Goal of the exercise:
Make an exact copy of the entries below with the pictures removed.

Supplied records:
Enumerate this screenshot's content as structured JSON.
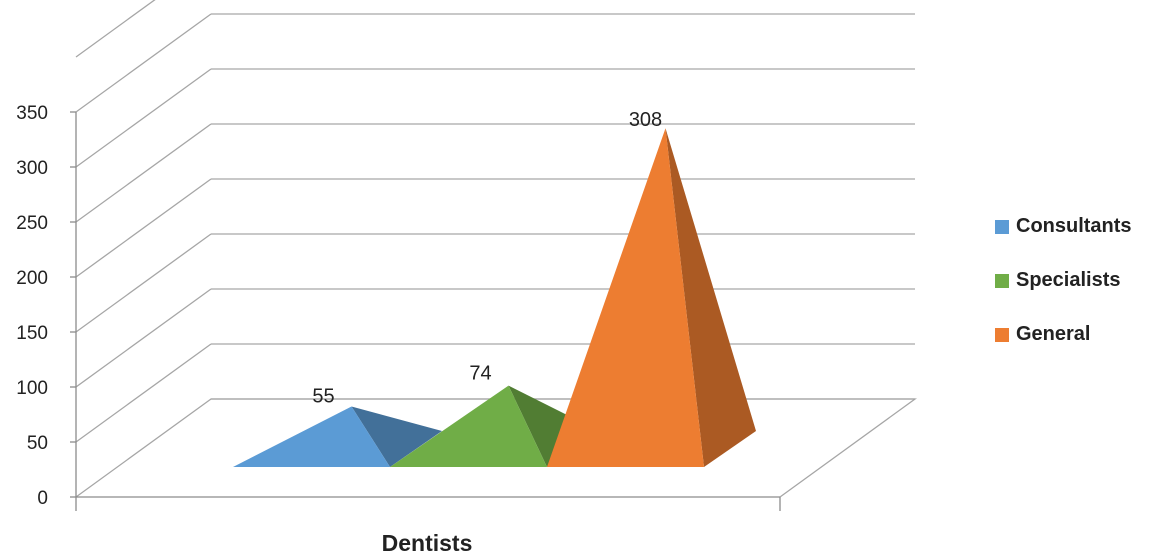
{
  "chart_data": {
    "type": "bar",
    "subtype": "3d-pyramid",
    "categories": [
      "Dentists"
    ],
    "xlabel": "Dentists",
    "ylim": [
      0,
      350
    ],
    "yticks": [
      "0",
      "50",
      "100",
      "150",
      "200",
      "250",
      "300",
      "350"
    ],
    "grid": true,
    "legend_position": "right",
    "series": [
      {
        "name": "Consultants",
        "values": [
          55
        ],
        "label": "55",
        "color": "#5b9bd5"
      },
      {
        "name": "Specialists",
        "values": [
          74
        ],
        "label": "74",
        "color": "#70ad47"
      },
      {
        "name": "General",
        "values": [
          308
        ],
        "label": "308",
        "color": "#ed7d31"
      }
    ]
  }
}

Response:
Enumerate this screenshot's content as structured JSON.
{
  "chart_data": {
    "type": "bar",
    "subtype": "3d-pyramid",
    "categories": [
      "Dentists"
    ],
    "xlabel": "Dentists",
    "ylim": [
      0,
      350
    ],
    "yticks": [
      "0",
      "50",
      "100",
      "150",
      "200",
      "250",
      "300",
      "350"
    ],
    "grid": true,
    "legend_position": "right",
    "series": [
      {
        "name": "Consultants",
        "values": [
          55
        ],
        "label": "55",
        "color": "#5b9bd5"
      },
      {
        "name": "Specialists",
        "values": [
          74
        ],
        "label": "74",
        "color": "#70ad47"
      },
      {
        "name": "General",
        "values": [
          308
        ],
        "label": "308",
        "color": "#ed7d31"
      }
    ]
  }
}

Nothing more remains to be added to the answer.